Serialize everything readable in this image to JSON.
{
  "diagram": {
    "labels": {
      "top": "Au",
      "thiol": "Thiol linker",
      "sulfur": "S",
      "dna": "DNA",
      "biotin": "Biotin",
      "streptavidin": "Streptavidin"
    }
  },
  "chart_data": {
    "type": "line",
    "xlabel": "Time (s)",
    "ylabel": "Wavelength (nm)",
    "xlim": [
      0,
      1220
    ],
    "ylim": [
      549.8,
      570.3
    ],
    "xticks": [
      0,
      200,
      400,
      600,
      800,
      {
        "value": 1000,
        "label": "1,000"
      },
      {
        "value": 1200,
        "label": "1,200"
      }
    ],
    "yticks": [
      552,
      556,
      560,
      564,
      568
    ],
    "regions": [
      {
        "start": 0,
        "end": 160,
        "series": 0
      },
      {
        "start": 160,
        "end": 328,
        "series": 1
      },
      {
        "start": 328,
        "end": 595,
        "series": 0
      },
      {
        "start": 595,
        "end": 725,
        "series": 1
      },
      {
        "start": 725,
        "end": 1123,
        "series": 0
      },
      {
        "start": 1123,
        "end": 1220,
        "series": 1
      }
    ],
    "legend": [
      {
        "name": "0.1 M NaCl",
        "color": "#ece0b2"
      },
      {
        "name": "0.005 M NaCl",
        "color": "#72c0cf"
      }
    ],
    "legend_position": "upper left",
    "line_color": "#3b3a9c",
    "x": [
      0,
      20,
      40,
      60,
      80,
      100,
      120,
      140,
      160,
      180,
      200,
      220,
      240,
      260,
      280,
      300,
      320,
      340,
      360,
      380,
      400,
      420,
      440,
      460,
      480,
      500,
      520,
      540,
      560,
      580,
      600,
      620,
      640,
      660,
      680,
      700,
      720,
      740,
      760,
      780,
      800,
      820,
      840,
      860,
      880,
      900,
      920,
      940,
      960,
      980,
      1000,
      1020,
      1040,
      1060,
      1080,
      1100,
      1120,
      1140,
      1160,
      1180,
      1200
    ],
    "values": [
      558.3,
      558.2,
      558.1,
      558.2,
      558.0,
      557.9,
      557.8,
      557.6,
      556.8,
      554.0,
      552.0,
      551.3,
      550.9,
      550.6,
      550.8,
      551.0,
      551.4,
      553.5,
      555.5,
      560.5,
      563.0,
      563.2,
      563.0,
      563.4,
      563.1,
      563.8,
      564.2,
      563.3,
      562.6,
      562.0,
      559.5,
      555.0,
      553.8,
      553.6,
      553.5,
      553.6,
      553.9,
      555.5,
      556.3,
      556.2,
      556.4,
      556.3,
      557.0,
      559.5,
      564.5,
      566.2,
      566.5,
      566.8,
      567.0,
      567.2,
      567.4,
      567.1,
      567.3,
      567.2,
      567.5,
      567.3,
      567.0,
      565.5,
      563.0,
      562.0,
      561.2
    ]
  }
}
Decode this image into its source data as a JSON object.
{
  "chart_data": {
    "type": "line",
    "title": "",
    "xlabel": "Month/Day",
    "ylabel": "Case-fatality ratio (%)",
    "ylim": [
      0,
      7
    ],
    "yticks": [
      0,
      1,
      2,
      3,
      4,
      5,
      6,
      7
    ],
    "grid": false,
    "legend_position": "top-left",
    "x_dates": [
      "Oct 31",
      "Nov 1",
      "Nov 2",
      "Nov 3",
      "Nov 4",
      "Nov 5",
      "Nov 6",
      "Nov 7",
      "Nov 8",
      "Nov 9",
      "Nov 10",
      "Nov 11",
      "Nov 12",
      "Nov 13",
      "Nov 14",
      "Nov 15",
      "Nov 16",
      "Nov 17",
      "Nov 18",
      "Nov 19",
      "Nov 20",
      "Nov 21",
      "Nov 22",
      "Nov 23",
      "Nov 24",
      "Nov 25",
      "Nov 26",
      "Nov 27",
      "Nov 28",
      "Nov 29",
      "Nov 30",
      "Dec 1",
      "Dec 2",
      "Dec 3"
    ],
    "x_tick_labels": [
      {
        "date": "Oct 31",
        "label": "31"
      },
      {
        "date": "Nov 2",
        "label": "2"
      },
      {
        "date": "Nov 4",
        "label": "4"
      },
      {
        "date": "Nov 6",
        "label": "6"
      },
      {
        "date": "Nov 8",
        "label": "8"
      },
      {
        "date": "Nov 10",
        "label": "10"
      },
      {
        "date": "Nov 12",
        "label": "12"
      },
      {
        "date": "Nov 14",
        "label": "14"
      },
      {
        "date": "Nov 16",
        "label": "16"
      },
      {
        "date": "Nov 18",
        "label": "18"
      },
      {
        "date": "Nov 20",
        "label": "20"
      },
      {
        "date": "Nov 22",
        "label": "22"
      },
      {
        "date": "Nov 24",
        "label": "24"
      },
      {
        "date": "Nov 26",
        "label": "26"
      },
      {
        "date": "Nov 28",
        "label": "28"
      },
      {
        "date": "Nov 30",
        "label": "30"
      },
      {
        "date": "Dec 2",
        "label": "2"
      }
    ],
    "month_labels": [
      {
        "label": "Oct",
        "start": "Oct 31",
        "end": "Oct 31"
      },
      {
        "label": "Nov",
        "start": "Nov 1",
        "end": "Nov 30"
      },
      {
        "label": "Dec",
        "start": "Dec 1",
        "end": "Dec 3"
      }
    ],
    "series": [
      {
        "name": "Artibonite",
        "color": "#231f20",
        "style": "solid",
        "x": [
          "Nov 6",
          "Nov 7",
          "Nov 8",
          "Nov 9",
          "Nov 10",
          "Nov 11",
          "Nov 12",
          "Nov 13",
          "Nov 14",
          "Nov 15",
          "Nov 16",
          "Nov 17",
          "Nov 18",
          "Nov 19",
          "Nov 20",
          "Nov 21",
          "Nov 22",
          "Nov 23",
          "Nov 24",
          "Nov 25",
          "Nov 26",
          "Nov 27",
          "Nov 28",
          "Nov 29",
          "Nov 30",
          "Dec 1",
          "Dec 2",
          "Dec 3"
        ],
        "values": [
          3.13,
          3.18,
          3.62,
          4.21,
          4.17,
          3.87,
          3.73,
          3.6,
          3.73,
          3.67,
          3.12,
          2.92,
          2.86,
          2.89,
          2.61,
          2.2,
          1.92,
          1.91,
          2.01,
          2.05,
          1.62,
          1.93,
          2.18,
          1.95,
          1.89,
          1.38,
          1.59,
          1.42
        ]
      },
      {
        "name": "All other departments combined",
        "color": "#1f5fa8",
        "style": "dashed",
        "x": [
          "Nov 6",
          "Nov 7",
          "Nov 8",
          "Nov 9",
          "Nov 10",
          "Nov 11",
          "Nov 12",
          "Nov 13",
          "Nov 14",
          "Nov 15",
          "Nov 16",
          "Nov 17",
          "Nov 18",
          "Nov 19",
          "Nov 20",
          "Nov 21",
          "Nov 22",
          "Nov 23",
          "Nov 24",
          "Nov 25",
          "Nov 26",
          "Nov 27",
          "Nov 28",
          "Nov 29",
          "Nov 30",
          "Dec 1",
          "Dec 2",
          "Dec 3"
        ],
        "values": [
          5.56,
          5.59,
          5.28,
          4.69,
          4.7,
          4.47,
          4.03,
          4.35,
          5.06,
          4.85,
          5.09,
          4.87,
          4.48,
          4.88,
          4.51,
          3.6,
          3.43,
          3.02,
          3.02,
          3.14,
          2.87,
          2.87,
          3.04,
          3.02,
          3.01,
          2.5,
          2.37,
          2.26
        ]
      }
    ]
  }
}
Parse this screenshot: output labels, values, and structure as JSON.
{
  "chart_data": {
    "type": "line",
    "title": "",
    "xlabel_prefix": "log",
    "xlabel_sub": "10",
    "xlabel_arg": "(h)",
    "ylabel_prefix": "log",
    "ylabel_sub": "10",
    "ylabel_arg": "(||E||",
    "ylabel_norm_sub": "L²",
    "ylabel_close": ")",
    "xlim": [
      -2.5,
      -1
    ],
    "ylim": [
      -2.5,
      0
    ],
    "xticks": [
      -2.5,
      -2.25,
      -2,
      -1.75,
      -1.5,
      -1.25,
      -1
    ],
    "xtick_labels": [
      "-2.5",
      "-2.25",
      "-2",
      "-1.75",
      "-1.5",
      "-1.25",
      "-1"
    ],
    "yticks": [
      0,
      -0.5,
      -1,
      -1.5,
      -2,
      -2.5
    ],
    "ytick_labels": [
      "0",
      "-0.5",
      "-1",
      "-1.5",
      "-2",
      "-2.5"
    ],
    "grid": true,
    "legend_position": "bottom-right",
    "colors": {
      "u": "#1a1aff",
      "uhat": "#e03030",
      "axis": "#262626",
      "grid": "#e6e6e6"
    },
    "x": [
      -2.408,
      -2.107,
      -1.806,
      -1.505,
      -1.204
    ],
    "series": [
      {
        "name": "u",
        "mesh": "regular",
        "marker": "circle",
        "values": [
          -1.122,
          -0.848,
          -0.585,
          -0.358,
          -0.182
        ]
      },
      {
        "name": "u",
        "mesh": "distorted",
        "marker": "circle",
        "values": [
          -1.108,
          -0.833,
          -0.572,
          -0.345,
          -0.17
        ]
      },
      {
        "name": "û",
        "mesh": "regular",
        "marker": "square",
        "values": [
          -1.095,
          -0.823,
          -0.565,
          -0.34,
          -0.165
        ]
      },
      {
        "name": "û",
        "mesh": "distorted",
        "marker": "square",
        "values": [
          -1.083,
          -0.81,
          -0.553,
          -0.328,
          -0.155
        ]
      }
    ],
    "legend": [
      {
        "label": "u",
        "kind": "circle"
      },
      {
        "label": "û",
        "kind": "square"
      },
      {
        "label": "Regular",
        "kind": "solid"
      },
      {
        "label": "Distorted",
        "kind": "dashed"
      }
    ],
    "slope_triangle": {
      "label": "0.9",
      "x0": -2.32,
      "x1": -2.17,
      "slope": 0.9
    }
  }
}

+++++

Task to complete: Find the word "name" in the entries, and copy every line it shows up in.

Solution to the problem:
        "name": "0.1 M NaCl",
        "name": "0.005 M NaCl",
        "name": "Artibonite",
        "name": "All other departments combined",
        "name": "u",
        "name": "u",
        "name": "û",
        "name": "û",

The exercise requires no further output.